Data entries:
════

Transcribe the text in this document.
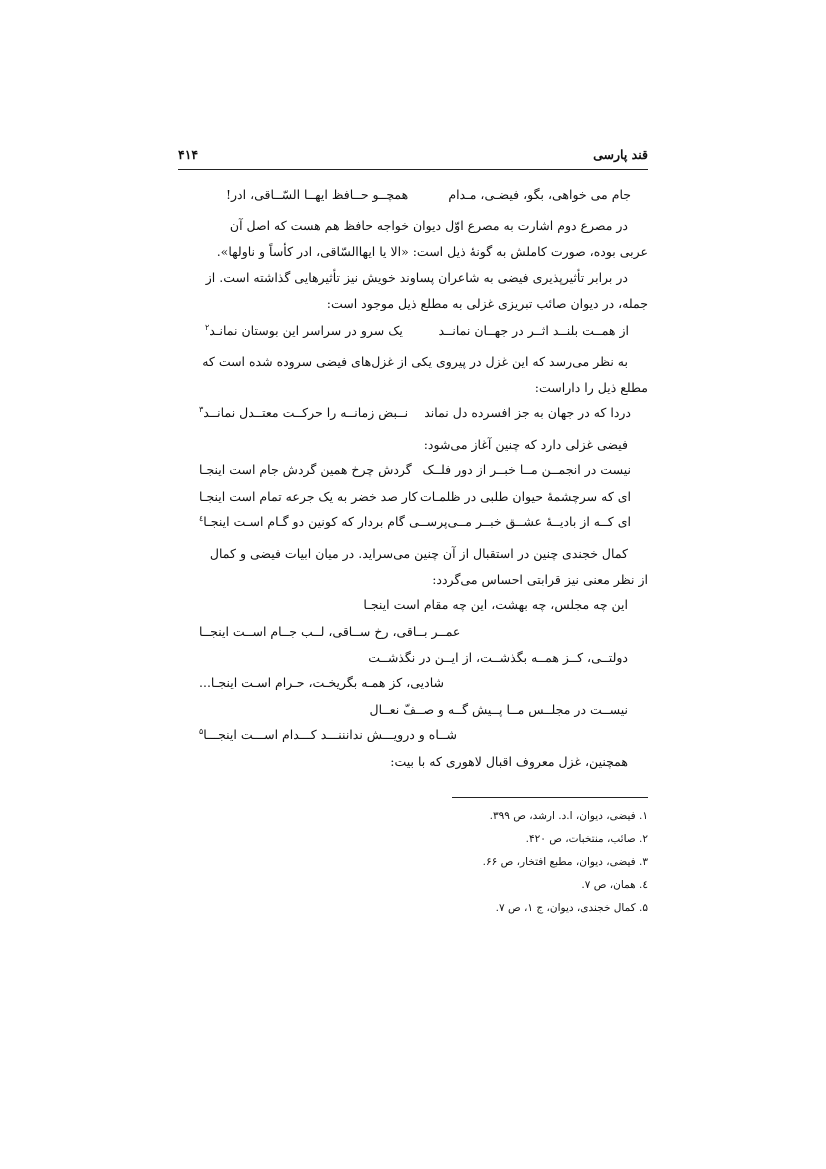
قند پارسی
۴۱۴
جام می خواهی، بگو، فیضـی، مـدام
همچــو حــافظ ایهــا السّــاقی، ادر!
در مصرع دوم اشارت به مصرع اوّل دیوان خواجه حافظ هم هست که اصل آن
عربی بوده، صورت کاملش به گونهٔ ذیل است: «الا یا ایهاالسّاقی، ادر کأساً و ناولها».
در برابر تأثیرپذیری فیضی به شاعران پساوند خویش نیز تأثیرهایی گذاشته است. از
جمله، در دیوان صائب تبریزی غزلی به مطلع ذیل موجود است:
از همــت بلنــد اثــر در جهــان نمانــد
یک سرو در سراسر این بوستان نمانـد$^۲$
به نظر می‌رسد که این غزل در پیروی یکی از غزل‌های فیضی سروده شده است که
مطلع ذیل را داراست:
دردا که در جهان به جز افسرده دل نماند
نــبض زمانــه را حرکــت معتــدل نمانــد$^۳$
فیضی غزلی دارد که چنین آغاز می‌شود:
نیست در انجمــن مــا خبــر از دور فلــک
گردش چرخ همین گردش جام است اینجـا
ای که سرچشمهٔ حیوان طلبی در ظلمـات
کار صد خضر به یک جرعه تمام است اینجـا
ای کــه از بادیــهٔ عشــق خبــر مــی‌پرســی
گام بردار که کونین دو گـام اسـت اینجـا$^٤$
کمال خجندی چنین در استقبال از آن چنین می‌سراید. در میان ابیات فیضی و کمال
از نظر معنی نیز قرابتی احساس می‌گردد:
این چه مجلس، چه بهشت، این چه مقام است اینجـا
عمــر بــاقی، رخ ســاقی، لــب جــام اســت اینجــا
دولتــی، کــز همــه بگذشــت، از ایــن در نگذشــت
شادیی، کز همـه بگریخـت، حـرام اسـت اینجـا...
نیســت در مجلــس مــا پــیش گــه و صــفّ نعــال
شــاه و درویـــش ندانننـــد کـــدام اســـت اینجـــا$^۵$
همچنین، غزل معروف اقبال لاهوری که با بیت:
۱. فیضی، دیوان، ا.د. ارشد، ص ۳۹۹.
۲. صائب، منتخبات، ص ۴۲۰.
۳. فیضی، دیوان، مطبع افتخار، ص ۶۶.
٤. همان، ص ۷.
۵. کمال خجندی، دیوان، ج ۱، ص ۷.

════

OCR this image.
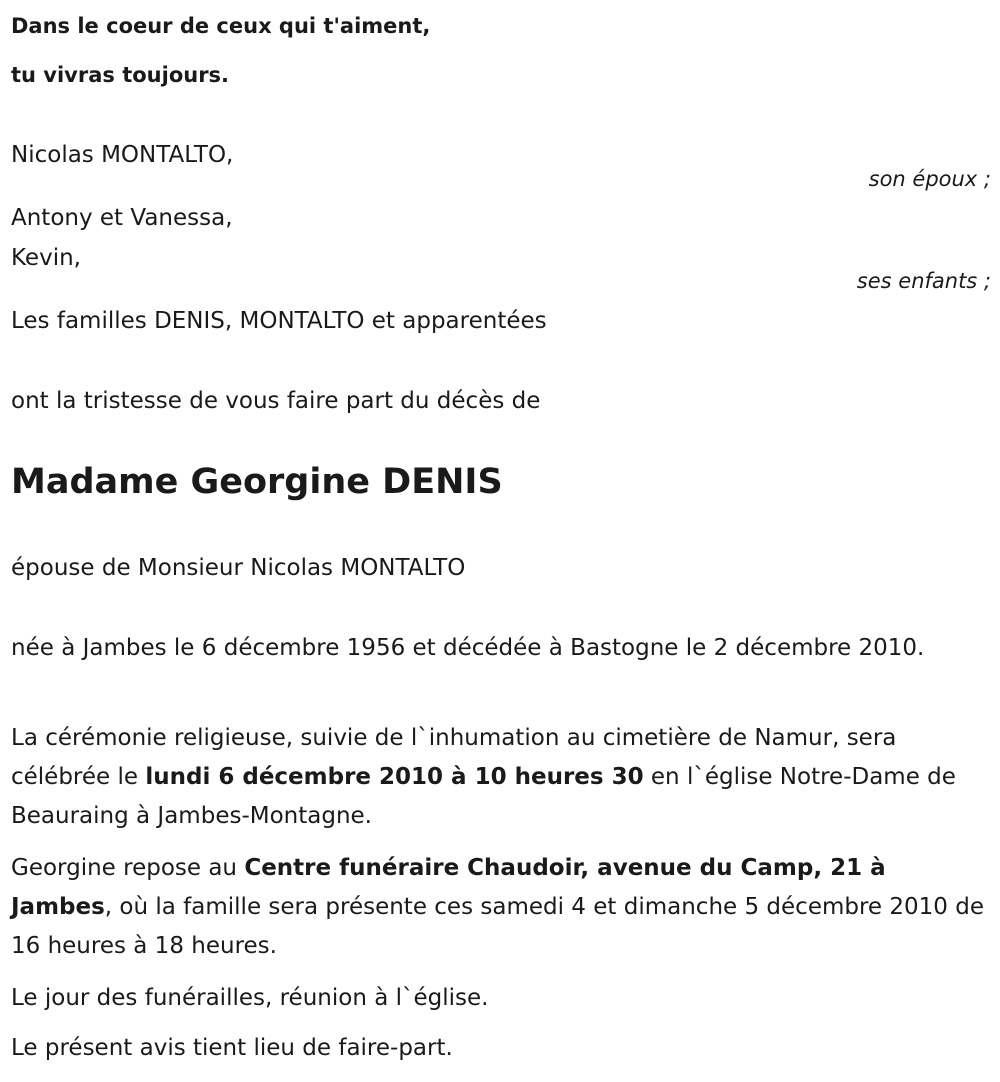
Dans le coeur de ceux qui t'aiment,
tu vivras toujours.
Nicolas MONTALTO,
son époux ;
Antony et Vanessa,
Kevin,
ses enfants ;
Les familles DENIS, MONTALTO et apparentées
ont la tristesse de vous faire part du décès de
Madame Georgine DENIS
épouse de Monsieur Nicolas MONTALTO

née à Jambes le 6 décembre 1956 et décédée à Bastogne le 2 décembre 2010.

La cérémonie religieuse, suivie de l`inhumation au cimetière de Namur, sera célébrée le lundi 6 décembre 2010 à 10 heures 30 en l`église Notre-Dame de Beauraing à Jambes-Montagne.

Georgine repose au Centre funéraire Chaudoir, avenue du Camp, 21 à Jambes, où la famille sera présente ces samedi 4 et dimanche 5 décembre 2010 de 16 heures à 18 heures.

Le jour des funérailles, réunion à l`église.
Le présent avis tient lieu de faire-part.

════

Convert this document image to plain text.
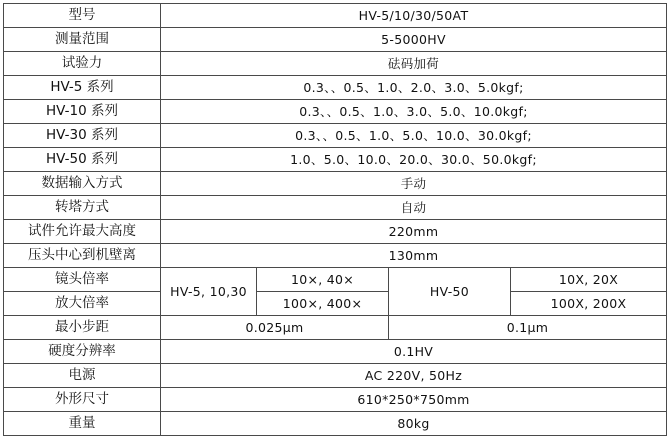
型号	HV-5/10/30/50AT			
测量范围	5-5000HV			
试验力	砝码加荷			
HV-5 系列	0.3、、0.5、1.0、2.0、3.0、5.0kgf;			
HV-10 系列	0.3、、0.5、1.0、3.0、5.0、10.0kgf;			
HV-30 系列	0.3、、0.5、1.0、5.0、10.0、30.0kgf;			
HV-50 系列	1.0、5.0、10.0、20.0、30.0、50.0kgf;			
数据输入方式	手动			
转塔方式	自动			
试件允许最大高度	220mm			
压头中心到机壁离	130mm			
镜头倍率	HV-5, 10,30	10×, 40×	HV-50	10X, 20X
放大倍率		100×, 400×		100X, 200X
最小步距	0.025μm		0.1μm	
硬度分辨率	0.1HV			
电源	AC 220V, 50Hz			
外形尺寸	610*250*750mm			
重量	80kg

════

▸ **To do**: Of all the lines in the material above, how many contain the word "Jambes"? Give only the count.

▸ **Exercise answer**: 3